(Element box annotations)
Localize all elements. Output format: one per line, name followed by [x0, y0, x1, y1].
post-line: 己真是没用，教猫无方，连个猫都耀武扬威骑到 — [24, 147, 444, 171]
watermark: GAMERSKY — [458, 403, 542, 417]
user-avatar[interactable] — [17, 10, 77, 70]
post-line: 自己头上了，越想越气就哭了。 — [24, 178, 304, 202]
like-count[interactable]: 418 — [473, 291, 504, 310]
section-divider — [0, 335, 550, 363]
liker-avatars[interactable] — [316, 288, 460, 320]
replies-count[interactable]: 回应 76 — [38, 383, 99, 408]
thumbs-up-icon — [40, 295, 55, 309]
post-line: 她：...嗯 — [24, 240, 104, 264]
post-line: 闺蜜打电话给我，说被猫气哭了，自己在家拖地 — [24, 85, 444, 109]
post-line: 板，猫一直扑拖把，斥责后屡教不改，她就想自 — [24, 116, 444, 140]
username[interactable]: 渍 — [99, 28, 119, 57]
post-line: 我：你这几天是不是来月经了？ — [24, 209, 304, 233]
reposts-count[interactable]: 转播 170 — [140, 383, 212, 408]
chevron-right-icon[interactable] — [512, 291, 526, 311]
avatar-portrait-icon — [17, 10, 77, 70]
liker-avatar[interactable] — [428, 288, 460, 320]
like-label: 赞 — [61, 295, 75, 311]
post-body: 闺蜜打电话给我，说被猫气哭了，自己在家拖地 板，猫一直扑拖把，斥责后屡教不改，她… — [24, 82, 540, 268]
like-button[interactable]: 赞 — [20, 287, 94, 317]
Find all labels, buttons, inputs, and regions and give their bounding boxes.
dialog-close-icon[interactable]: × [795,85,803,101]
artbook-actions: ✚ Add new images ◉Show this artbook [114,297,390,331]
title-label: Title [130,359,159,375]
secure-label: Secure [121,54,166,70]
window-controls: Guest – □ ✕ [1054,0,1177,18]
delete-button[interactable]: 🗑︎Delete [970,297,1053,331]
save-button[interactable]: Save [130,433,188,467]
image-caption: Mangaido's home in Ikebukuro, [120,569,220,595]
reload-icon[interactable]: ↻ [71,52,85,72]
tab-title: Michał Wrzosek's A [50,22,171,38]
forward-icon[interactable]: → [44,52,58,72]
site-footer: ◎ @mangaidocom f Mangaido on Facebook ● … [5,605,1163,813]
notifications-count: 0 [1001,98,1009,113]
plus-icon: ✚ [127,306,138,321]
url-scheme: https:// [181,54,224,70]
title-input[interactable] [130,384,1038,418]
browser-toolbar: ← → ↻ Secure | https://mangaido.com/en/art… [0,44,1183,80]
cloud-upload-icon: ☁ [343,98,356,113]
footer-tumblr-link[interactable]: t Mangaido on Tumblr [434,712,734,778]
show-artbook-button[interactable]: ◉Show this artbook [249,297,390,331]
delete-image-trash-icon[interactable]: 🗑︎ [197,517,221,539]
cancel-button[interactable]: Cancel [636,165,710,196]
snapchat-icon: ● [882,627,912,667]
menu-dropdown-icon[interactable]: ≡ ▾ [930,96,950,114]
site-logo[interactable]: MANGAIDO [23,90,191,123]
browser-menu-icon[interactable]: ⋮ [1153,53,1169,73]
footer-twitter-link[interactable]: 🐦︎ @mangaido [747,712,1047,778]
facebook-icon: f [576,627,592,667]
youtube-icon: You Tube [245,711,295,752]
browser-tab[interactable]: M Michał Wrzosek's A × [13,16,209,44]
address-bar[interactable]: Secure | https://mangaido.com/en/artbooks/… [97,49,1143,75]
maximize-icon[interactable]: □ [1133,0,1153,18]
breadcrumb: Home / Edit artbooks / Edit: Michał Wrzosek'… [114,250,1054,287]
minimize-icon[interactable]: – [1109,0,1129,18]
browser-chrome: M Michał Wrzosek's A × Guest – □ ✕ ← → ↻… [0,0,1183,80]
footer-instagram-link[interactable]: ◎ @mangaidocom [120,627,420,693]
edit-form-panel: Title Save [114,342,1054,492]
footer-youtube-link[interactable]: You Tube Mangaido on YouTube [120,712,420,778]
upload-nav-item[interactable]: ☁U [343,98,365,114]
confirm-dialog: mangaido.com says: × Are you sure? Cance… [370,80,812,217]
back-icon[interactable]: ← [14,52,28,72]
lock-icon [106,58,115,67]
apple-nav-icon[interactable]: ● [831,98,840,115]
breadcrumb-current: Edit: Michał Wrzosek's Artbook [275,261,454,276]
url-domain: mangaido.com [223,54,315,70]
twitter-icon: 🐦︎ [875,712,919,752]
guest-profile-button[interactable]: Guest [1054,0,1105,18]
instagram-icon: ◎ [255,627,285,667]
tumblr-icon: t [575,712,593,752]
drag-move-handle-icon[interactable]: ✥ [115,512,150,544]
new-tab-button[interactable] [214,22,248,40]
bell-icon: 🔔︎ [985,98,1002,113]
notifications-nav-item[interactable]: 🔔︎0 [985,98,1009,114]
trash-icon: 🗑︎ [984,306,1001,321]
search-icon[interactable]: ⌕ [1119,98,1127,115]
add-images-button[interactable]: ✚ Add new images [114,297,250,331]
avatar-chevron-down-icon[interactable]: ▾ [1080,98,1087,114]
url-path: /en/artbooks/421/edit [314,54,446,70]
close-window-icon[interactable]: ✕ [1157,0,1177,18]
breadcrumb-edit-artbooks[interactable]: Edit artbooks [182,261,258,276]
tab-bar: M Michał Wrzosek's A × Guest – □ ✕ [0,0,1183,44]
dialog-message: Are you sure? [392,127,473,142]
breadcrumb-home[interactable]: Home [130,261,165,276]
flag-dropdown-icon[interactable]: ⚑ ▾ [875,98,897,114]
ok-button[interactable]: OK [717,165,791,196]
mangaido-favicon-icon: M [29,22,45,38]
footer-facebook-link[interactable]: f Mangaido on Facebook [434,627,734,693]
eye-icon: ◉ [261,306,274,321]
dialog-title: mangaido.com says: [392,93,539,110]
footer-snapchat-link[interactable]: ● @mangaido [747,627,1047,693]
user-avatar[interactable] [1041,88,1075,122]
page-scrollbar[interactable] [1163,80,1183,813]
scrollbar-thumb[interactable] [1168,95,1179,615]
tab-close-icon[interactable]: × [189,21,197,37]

* [Problem statement]: Starting at the first line of the records and ending at the line that contains "forward-icon[interactable]: → [44,52,58,72]", put each line into a JSON list as its own string, leaving out any blank lines.

* [The completed task]:
[
  "Localize all elements. Output format: one per line, name followed by [x0, y0, x1, y1].",
  "post-line: 己真是没用，教猫无方，连个猫都耀武扬威骑到 — [24, 147, 444, 171]",
  "watermark: GAMERSKY — [458, 403, 542, 417]",
  "user-avatar[interactable] — [17, 10, 77, 70]",
  "post-line: 自己头上了，越想越气就哭了。 — [24, 178, 304, 202]",
  "like-count[interactable]: 418 — [473, 291, 504, 310]",
  "section-divider — [0, 335, 550, 363]",
  "liker-avatars[interactable] — [316, 288, 460, 320]",
  "replies-count[interactable]: 回应 76 — [38, 383, 99, 408]",
  "thumbs-up-icon — [40, 295, 55, 309]",
  "post-line: 她：...嗯 — [24, 240, 104, 264]",
  "post-line: 闺蜜打电话给我，说被猫气哭了，自己在家拖地 — [24, 85, 444, 109]",
  "post-line: 板，猫一直扑拖把，斥责后屡教不改，她就想自 — [24, 116, 444, 140]",
  "username[interactable]: 渍 — [99, 28, 119, 57]",
  "post-line: 我：你这几天是不是来月经了？ — [24, 209, 304, 233]",
  "reposts-count[interactable]: 转播 170 — [140, 383, 212, 408]",
  "chevron-right-icon[interactable] — [512, 291, 526, 311]",
  "avatar-portrait-icon — [17, 10, 77, 70]",
  "liker-avatar[interactable] — [428, 288, 460, 320]",
  "like-label: 赞 — [61, 295, 75, 311]",
  "post-body: 闺蜜打电话给我，说被猫气哭了，自己在家拖地 板，猫一直扑拖把，斥责后屡教不改，她… — [24, 82, 540, 268]",
  "like-button[interactable]: 赞 — [20, 287, 94, 317]",
  "Find all labels, buttons, inputs, and regions and give their bounding boxes.",
  "dialog-close-icon[interactable]: × [795,85,803,101]",
  "artbook-actions: ✚ Add new images ◉Show this artbook [114,297,390,331]",
  "title-label: Title [130,359,159,375]",
  "secure-label: Secure [121,54,166,70]",
  "window-controls: Guest – □ ✕ [1054,0,1177,18]",
  "delete-button[interactable]: 🗑︎Delete [970,297,1053,331]",
  "save-button[interactable]: Save [130,433,188,467]",
  "image-caption: Mangaido's home in Ikebukuro, [120,569,220,595]",
  "reload-icon[interactable]: ↻ [71,52,85,72]",
  "tab-title: Michał Wrzosek's A [50,22,171,38]",
  "forward-icon[interactable]: → [44,52,58,72]"
]